- EXERCISE TASK:
Output every entry exactly as written, but omit the pictures.

- RECORDS PROVIDED:
|---|

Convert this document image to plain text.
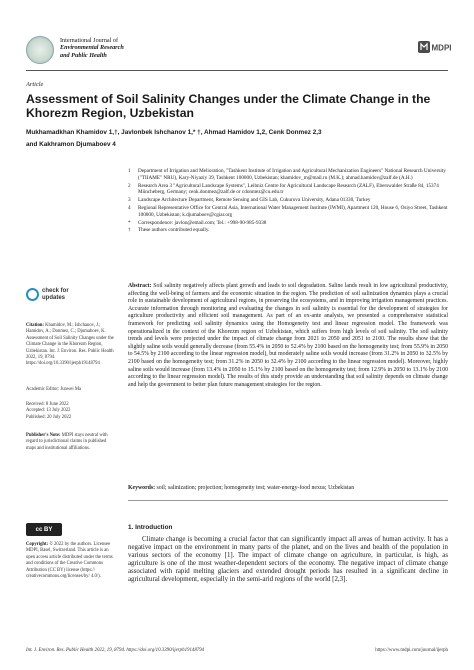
International Journal of
Environmental Research
and Public Health
MDPI
Article
Assessment of Soil Salinity Changes under the Climate Change in the Khorezm Region, Uzbekistan
Mukhamadkhan Khamidov 1,†, Javlonbek Ishchanov 1,* †, Ahmad Hamidov 1,2, Cenk Donmez 2,3
and Kakhramon Djumaboev 4
1	Department of Irrigation and Melioration, "Tashkent Institute of Irrigation and Agricultural Mechanization Engineers" National Research University ("TIIAME" NRU), Kary-Niyaziy 39, Tashkent 100000, Uzbekistan; khamidov_m@mail.ru (M.K.); ahmad.hamidov@zalf.de (A.H.)
2	Research Area 3 "Agricultural Landscape Systems", Leibniz Centre for Agricultural Landscape Research (ZALF), Eberswalder Straße 84, 15374 Müncheberg, Germany; cenk.donmez@zalf.de or cdonmez@cu.edu.tr
3	Landscape Architecture Department, Remote Sensing and GIS Lab, Cukurova University, Adana 01330, Turkey
4	Regional Representative Office for Central Asia, International Water Management Institute (IWMI), Apartment 120, House 6, Osiyo Street, Tashkent 100000, Uzbekistan; k.djumaboev@cgiar.org
*	Correspondence: javlon@email.com; Tel.: +998-90-985-9338
†	These authors contributed equally.
check for
updates
Citation: Khamidov, M.; Ishchanov, J.; Hamidov, A.; Donmez, C.; Djumaboev, K. Assessment of Soil Salinity Changes under the Climate Change in the Khorezm Region, Uzbekistan. Int. J. Environ. Res. Public Health 2022, 19, 8794. https://doi.org/10.3390/ijerph19148794
Academic Editor: Junwei Ma
Received: 8 June 2022
Accepted: 13 July 2022
Published: 20 July 2022
Publisher's Note: MDPI stays neutral with regard to jurisdictional claims in published maps and institutional affiliations.
cc BY
Copyright: © 2022 by the authors. Licensee MDPI, Basel, Switzerland. This article is an open access article distributed under the terms and conditions of the Creative Commons Attribution (CC BY) license (https:// creativecommons.org/licenses/by/ 4.0/).
Abstract: Soil salinity negatively affects plant growth and leads to soil degradation. Saline lands result in low agricultural productivity, affecting the well-being of farmers and the economic situation in the region. The prediction of soil salinization dynamics plays a crucial role in sustainable development of agricultural regions, in preserving the ecosystems, and in improving irrigation management practices. Accurate information through monitoring and evaluating the changes in soil salinity is essential for the development of strategies for agriculture productivity and efficient soil management. As part of an ex-ante analysis, we presented a comprehensive statistical framework for predicting soil salinity dynamics using the Homogeneity test and linear regression model. The framework was operationalized in the context of the Khorezm region of Uzbekistan, which suffers from high levels of soil salinity. The soil salinity trends and levels were projected under the impact of climate change from 2021 to 2050 and 2051 to 2100. The results show that the slightly saline soils would generally decrease (from 55.4% in 2050 to 52.4% by 2100 based on the homogeneity test; from 55.9% in 2050 to 54.5% by 2100 according to the linear regression model), but moderately saline soils would increase (from 31.2% in 2050 to 32.5% by 2100 based on the homogeneity test; from 31.2% in 2050 to 32.4% by 2100 according to the linear regression model). Moreover, highly saline soils would increase (from 13.4% in 2050 to 15.1% by 2100 based on the homogeneity test; from 12.9% in 2050 to 13.1% by 2100 according to the linear regression model). The results of this study provide an understanding that soil salinity depends on climate change and help the government to better plan future management strategies for the region.
Keywords: soil; salinization; projection; homogeneity test; water-energy-food nexus; Uzbekistan
1. Introduction
Climate change is becoming a crucial factor that can significantly impact all areas of human activity. It has a negative impact on the environment in many parts of the planet, and on the lives and health of the population in various sectors of the economy [1]. The impact of climate change on agriculture, in particular, is high, as agriculture is one of the most weather-dependent sectors of the economy. The negative impact of climate change associated with rapid melting glaciers and extended drought periods has resulted in a significant decline in agricultural development, especially in the semi-arid regions of the world [2,3].
Int. J. Environ. Res. Public Health 2022, 19, 8794. https://doi.org/10.3390/ijerph19148794	https://www.mdpi.com/journal/ijerph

|---|

- WRITTEN ANSWER:
Convert this document image to plain text.
International Journal of
Environmental Research
and Public Health
MDPI
Article
Assessment of Soil Salinity Changes under the Climate Change in the Khorezm Region, Uzbekistan
Mukhamadkhan Khamidov 1,†, Javlonbek Ishchanov 1,* †, Ahmad Hamidov 1,2, Cenk Donmez 2,3
and Kakhramon Djumaboev 4
1	Department of Irrigation and Melioration, "Tashkent Institute of Irrigation and Agricultural Mechanization Engineers" National Research University ("TIIAME" NRU), Kary-Niyaziy 39, Tashkent 100000, Uzbekistan; khamidov_m@mail.ru (M.K.); ahmad.hamidov@zalf.de (A.H.)
2	Research Area 3 "Agricultural Landscape Systems", Leibniz Centre for Agricultural Landscape Research (ZALF), Eberswalder Straße 84, 15374 Müncheberg, Germany; cenk.donmez@zalf.de or cdonmez@cu.edu.tr
3	Landscape Architecture Department, Remote Sensing and GIS Lab, Cukurova University, Adana 01330, Turkey
4	Regional Representative Office for Central Asia, International Water Management Institute (IWMI), Apartment 120, House 6, Osiyo Street, Tashkent 100000, Uzbekistan; k.djumaboev@cgiar.org
*	Correspondence: javlon@email.com; Tel.: +998-90-985-9338
†	These authors contributed equally.
check for
updates
Citation: Khamidov, M.; Ishchanov, J.; Hamidov, A.; Donmez, C.; Djumaboev, K. Assessment of Soil Salinity Changes under the Climate Change in the Khorezm Region, Uzbekistan. Int. J. Environ. Res. Public Health 2022, 19, 8794. https://doi.org/10.3390/ijerph19148794
Academic Editor: Junwei Ma
Received: 8 June 2022
Accepted: 13 July 2022
Published: 20 July 2022
Publisher's Note: MDPI stays neutral with regard to jurisdictional claims in published maps and institutional affiliations.
cc BY
Copyright: © 2022 by the authors. Licensee MDPI, Basel, Switzerland. This article is an open access article distributed under the terms and conditions of the Creative Commons Attribution (CC BY) license (https:// creativecommons.org/licenses/by/ 4.0/).
Abstract: Soil salinity negatively affects plant growth and leads to soil degradation. Saline lands result in low agricultural productivity, affecting the well-being of farmers and the economic situation in the region. The prediction of soil salinization dynamics plays a crucial role in sustainable development of agricultural regions, in preserving the ecosystems, and in improving irrigation management practices. Accurate information through monitoring and evaluating the changes in soil salinity is essential for the development of strategies for agriculture productivity and efficient soil management. As part of an ex-ante analysis, we presented a comprehensive statistical framework for predicting soil salinity dynamics using the Homogeneity test and linear regression model. The framework was operationalized in the context of the Khorezm region of Uzbekistan, which suffers from high levels of soil salinity. The soil salinity trends and levels were projected under the impact of climate change from 2021 to 2050 and 2051 to 2100. The results show that the slightly saline soils would generally decrease (from 55.4% in 2050 to 52.4% by 2100 based on the homogeneity test; from 55.9% in 2050 to 54.5% by 2100 according to the linear regression model), but moderately saline soils would increase (from 31.2% in 2050 to 32.5% by 2100 based on the homogeneity test; from 31.2% in 2050 to 32.4% by 2100 according to the linear regression model). Moreover, highly saline soils would increase (from 13.4% in 2050 to 15.1% by 2100 based on the homogeneity test; from 12.9% in 2050 to 13.1% by 2100 according to the linear regression model). The results of this study provide an understanding that soil salinity depends on climate change and help the government to better plan future management strategies for the region.
Keywords: soil; salinization; projection; homogeneity test; water-energy-food nexus; Uzbekistan
1. Introduction
Climate change is becoming a crucial factor that can significantly impact all areas of human activity. It has a negative impact on the environment in many parts of the planet, and on the lives and health of the population in various sectors of the economy [1]. The impact of climate change on agriculture, in particular, is high, as agriculture is one of the most weather-dependent sectors of the economy. The negative impact of climate change associated with rapid melting glaciers and extended drought periods has resulted in a significant decline in agricultural development, especially in the semi-arid regions of the world [2,3].
Int. J. Environ. Res. Public Health 2022, 19, 8794. https://doi.org/10.3390/ijerph19148794	https://www.mdpi.com/journal/ijerph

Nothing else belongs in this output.